— BEGIN —

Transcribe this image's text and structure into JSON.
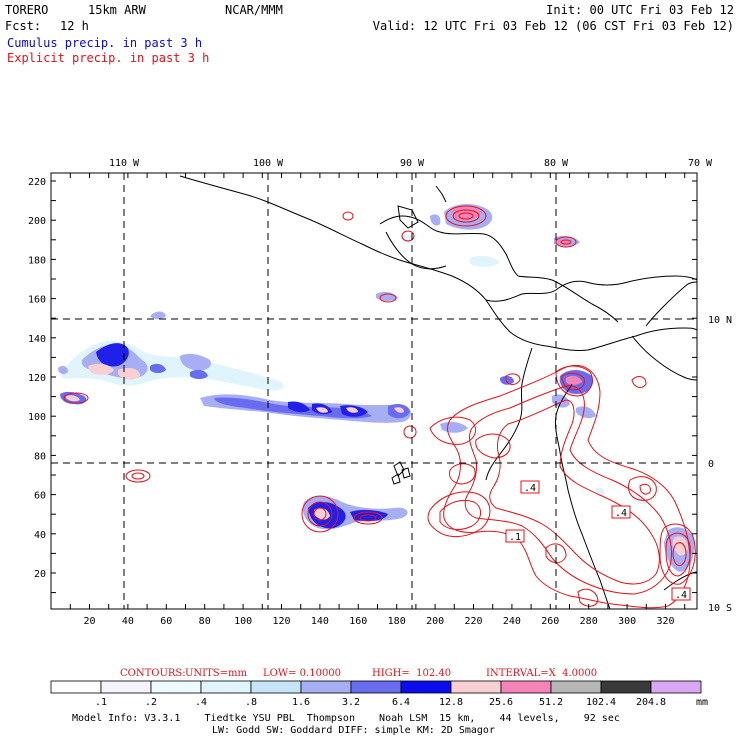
{
  "header": {
    "model": "TORERO",
    "resolution": "15km ARW",
    "source": "NCAR/MMM",
    "init": "Init: 00 UTC Fri 03 Feb 12",
    "fcst_label": "Fcst:",
    "fcst_value": "12 h",
    "valid": "Valid: 12 UTC Fri 03 Feb 12 (06 CST Fri 03 Feb 12)",
    "legend_cumulus": "Cumulus precip. in past 3 h",
    "legend_explicit": "Explicit precip. in past 3 h"
  },
  "map": {
    "top_lon_labels": [
      "110 W",
      "100 W",
      "90 W",
      "80 W",
      "70 W"
    ],
    "right_lat_labels": [
      "10 N",
      "0",
      "10 S"
    ],
    "left_ticks": [
      "220",
      "200",
      "180",
      "160",
      "140",
      "120",
      "100",
      "80",
      "60",
      "40",
      "20"
    ],
    "bottom_ticks": [
      "20",
      "40",
      "60",
      "80",
      "100",
      "120",
      "140",
      "160",
      "180",
      "200",
      "220",
      "240",
      "260",
      "280",
      "300",
      "320"
    ],
    "contour_labels": [
      ".4",
      ".1",
      ".4",
      ".4"
    ]
  },
  "contours_line": {
    "label": "CONTOURS:",
    "units": "UNITS=mm",
    "low": "LOW= 0.10000",
    "high": "HIGH=  102.40",
    "interval": "INTERVAL=X  4.0000"
  },
  "colorbar": {
    "labels": [
      ".1",
      ".2",
      ".4",
      ".8",
      "1.6",
      "3.2",
      "6.4",
      "12.8",
      "25.6",
      "51.2",
      "102.4",
      "204.8"
    ],
    "units": "mm",
    "colors": [
      "#ffffff",
      "#f4f4ff",
      "#eefaff",
      "#dff4fc",
      "#c6e4f8",
      "#a8aef4",
      "#6a6cf0",
      "#0c0cec",
      "#f8d0d4",
      "#f484b8",
      "#b6b6b6",
      "#3a3a3a",
      "#d8a8f4"
    ]
  },
  "footer": {
    "line1": "Model Info: V3.3.1    Tiedtke YSU PBL  Thompson    Noah LSM  15 km,    44 levels,    92 sec",
    "line2": "LW: Godd SW: Goddard DIFF: simple KM: 2D Smagor"
  }
}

— END —

**Aim of the exercise**
Transcribe the records verbatim and omit the images.

**Correct result**
Transcribe this image's text and structure into JSON.
{
  "header": {
    "model": "TORERO",
    "resolution": "15km ARW",
    "source": "NCAR/MMM",
    "init": "Init: 00 UTC Fri 03 Feb 12",
    "fcst_label": "Fcst:",
    "fcst_value": "12 h",
    "valid": "Valid: 12 UTC Fri 03 Feb 12 (06 CST Fri 03 Feb 12)",
    "legend_cumulus": "Cumulus precip. in past 3 h",
    "legend_explicit": "Explicit precip. in past 3 h"
  },
  "map": {
    "top_lon_labels": [
      "110 W",
      "100 W",
      "90 W",
      "80 W",
      "70 W"
    ],
    "right_lat_labels": [
      "10 N",
      "0",
      "10 S"
    ],
    "left_ticks": [
      "220",
      "200",
      "180",
      "160",
      "140",
      "120",
      "100",
      "80",
      "60",
      "40",
      "20"
    ],
    "bottom_ticks": [
      "20",
      "40",
      "60",
      "80",
      "100",
      "120",
      "140",
      "160",
      "180",
      "200",
      "220",
      "240",
      "260",
      "280",
      "300",
      "320"
    ],
    "contour_labels": [
      ".4",
      ".1",
      ".4",
      ".4"
    ]
  },
  "contours_line": {
    "label": "CONTOURS:",
    "units": "UNITS=mm",
    "low": "LOW= 0.10000",
    "high": "HIGH=  102.40",
    "interval": "INTERVAL=X  4.0000"
  },
  "colorbar": {
    "labels": [
      ".1",
      ".2",
      ".4",
      ".8",
      "1.6",
      "3.2",
      "6.4",
      "12.8",
      "25.6",
      "51.2",
      "102.4",
      "204.8"
    ],
    "units": "mm",
    "colors": [
      "#ffffff",
      "#f4f4ff",
      "#eefaff",
      "#dff4fc",
      "#c6e4f8",
      "#a8aef4",
      "#6a6cf0",
      "#0c0cec",
      "#f8d0d4",
      "#f484b8",
      "#b6b6b6",
      "#3a3a3a",
      "#d8a8f4"
    ]
  },
  "footer": {
    "line1": "Model Info: V3.3.1    Tiedtke YSU PBL  Thompson    Noah LSM  15 km,    44 levels,    92 sec",
    "line2": "LW: Godd SW: Goddard DIFF: simple KM: 2D Smagor"
  }
}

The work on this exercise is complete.